#### What to do:
Go through the entries below and count the lines holding the word "University". Reply with only the number, please.

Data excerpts
((

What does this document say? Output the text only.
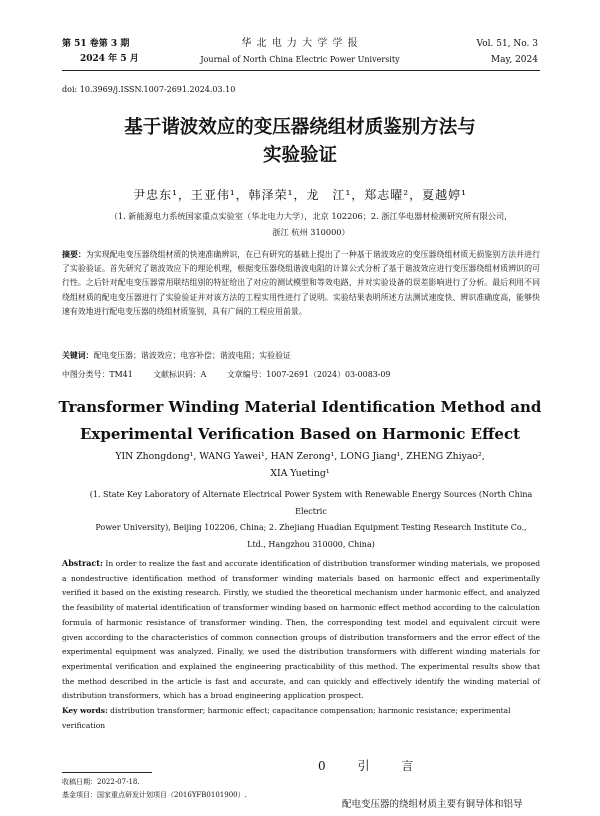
第 51 卷第 3 期
2024 年 5 月
华 北 电 力 大 学 学 报
Journal of North China Electric Power University
Vol. 51, No. 3
May, 2024
doi: 10.3969/j.ISSN.1007-2691.2024.03.10
基于谐波效应的变压器绕组材质鉴别方法与
实验验证
尹忠东¹，王亚伟¹，韩泽荣¹，龙　江¹，郑志曜²，夏越婷¹
（1. 新能源电力系统国家重点实验室（华北电力大学），北京 102206；2. 浙江华电器材检测研究所有限公司，
浙江 杭州 310000）
摘要：为实现配电变压器绕组材质的快速准确辨识，在已有研究的基础上提出了一种基于谐波效应的变压器绕组材质无损鉴别方法并进行了实验验证。首先研究了谐波效应下的理论机理，根据变压器绕组谐波电阻的计算公式分析了基于谐波效应进行变压器绕组材质辨识的可行性。之后针对配电变压器常用联结组别的特征给出了对应的测试模型和等效电路，并对实验设备的误差影响进行了分析。最后利用不同绕组材质的配电变压器进行了实验验证并对该方法的工程实用性进行了说明。实验结果表明所述方法测试速度快、辨识准确度高，能够快速有效地进行配电变压器的绕组材质鉴别，具有广阔的工程应用前景。
关键词：配电变压器；谐波效应；电容补偿；谐波电阻；实验验证
中图分类号：TM41	文献标识码：A	文章编号：1007-2691（2024）03-0083-09
Transformer Winding Material Identification Method and
Experimental Verification Based on Harmonic Effect
YIN Zhongdong¹, WANG Yawei¹, HAN Zerong¹, LONG Jiang¹, ZHENG Zhiyao²,
XIA Yueting¹
(1. State Key Laboratory of Alternate Electrical Power System with Renewable Energy Sources (North China Electric
Power University), Beijing 102206, China; 2. Zhejiang Huadian Equipment Testing Research Institute Co.,
Ltd., Hangzhou 310000, China)
Abstract: In order to realize the fast and accurate identification of distribution transformer winding materials, we proposed a nondestructive identification method of transformer winding materials based on harmonic effect and experimentally verified it based on the existing research. Firstly, we studied the theoretical mechanism under harmonic effect, and analyzed the feasibility of material identification of transformer winding based on harmonic effect method according to the calculation formula of harmonic resistance of transformer winding. Then, the corresponding test model and equivalent circuit were given according to the characteristics of common connection groups of distribution transformers and the error effect of the experimental equipment was analyzed. Finally, we used the distribution transformers with different winding materials for experimental verification and explained the engineering practicability of this method. The experimental results show that the method described in the article is fast and accurate, and can quickly and effectively identify the winding material of distribution transformers, which has a broad engineering application prospect.
Key words: distribution transformer; harmonic effect; capacitance compensation; harmonic resistance; experimental verification
0 引 言
收稿日期：2022-07-18.
基金项目：国家重点研发计划项目（2016YFB0101900）.
配电变压器的绕组材质主要有铜导体和铝导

))

#### Exercise answer:
2